Request - Pull every line of the entries that has the word "type".

▶

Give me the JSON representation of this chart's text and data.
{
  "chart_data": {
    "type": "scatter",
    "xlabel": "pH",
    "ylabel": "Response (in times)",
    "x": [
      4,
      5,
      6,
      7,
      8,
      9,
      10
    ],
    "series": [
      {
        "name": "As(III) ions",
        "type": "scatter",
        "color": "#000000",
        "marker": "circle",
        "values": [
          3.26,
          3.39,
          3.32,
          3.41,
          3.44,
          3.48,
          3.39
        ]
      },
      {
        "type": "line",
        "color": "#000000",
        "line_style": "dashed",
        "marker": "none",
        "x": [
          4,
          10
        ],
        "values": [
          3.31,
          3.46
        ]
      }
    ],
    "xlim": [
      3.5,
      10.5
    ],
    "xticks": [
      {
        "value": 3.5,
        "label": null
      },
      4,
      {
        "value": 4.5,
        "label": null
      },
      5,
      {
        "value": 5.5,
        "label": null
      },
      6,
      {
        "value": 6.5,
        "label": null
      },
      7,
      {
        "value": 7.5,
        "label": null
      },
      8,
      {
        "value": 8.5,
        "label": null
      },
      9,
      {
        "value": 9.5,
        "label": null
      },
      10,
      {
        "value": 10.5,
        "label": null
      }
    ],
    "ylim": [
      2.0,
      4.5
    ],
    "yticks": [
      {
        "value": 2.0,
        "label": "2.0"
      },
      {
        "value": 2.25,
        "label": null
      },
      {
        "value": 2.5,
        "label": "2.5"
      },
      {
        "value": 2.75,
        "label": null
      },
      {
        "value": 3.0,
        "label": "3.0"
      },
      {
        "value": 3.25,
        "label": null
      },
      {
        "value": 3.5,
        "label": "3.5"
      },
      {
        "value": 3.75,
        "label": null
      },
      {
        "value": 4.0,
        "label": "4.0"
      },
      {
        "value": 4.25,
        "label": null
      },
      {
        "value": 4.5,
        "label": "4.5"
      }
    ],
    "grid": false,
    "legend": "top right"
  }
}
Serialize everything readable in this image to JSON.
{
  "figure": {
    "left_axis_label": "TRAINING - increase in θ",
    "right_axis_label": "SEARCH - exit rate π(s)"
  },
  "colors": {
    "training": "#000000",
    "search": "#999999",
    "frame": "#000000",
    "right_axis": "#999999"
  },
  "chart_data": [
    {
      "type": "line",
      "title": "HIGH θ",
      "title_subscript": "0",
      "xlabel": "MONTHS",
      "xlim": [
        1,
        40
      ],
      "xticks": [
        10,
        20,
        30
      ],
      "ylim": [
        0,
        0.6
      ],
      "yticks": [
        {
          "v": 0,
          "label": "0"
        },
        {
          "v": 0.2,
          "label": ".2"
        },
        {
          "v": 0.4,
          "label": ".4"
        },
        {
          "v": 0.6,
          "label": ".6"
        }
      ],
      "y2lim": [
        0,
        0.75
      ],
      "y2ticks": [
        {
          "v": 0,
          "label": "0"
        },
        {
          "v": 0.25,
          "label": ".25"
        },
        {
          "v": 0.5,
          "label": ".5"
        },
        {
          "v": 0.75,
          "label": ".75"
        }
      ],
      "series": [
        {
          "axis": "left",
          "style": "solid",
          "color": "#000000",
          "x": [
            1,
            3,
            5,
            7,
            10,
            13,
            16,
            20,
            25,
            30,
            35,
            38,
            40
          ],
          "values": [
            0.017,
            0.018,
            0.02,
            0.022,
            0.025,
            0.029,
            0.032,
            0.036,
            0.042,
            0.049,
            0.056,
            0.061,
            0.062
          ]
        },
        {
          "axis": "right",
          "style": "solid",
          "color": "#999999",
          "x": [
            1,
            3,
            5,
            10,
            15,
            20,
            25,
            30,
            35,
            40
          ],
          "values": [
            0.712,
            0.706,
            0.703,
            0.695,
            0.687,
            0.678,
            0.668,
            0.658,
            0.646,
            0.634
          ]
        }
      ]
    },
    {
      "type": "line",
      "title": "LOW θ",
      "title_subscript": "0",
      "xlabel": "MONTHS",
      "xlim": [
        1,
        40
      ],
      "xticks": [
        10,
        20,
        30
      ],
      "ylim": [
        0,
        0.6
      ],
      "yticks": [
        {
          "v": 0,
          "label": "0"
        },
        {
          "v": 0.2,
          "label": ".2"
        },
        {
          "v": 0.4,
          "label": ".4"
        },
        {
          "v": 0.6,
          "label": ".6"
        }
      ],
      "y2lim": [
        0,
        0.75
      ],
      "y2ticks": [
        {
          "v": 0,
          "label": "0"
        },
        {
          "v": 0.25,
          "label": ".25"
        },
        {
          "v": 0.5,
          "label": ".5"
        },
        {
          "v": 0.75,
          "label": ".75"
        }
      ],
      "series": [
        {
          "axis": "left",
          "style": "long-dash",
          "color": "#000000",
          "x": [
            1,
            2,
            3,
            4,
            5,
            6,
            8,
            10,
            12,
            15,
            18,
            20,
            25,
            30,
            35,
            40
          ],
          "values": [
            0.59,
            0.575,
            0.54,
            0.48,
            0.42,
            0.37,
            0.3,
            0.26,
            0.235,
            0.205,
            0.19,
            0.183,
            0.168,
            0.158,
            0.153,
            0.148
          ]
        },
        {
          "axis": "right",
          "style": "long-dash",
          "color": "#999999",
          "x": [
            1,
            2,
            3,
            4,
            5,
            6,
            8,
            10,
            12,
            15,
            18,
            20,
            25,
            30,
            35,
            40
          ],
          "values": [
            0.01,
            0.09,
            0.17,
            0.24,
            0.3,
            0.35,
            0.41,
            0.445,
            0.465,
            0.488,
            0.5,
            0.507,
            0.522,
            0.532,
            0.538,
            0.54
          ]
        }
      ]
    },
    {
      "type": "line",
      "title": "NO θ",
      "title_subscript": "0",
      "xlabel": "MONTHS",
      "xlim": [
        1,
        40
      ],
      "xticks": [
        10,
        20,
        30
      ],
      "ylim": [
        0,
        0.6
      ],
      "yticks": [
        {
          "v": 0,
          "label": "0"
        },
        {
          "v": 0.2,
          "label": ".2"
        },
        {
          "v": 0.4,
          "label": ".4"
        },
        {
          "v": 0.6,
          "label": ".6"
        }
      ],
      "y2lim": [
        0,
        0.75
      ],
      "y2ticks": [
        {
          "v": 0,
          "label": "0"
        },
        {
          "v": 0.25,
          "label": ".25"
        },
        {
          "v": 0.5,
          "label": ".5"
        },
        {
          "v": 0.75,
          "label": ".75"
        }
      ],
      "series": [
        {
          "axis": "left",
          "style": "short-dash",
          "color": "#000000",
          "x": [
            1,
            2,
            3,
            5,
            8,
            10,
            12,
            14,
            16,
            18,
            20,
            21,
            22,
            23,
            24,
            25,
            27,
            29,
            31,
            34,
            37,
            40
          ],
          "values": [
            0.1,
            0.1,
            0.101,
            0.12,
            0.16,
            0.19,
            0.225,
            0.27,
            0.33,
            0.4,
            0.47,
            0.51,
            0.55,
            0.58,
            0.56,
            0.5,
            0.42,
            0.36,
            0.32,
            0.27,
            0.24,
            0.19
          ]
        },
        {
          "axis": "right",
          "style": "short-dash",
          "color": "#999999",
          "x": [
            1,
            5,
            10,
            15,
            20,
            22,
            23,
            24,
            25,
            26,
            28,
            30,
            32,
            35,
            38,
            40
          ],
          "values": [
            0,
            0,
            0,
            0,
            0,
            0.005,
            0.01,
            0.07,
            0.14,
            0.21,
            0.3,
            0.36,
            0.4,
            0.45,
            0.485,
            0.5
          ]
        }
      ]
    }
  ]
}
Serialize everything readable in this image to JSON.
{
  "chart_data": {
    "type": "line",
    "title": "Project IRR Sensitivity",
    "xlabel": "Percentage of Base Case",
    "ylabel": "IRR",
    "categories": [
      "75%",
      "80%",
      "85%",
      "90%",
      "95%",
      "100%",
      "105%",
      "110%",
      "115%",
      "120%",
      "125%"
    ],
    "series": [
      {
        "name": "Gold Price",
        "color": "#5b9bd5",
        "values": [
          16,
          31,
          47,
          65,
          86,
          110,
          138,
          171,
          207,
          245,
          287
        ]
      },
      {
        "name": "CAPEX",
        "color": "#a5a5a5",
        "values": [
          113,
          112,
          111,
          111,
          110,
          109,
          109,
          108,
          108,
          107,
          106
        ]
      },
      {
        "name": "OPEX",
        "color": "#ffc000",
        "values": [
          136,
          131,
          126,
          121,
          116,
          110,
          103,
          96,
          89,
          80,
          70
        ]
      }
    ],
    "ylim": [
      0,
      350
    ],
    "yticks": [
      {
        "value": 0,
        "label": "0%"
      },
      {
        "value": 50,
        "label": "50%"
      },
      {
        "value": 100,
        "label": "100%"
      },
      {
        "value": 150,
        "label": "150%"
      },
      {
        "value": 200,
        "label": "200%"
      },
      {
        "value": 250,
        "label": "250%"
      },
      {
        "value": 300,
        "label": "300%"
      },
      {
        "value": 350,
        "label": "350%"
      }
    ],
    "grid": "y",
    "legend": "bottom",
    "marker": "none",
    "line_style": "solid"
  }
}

◀

Final answer -
    "type": "scatter",
        "type": "scatter",
        "type": "line",
      "type": "line",
      "type": "line",
      "type": "line",
    "type": "line",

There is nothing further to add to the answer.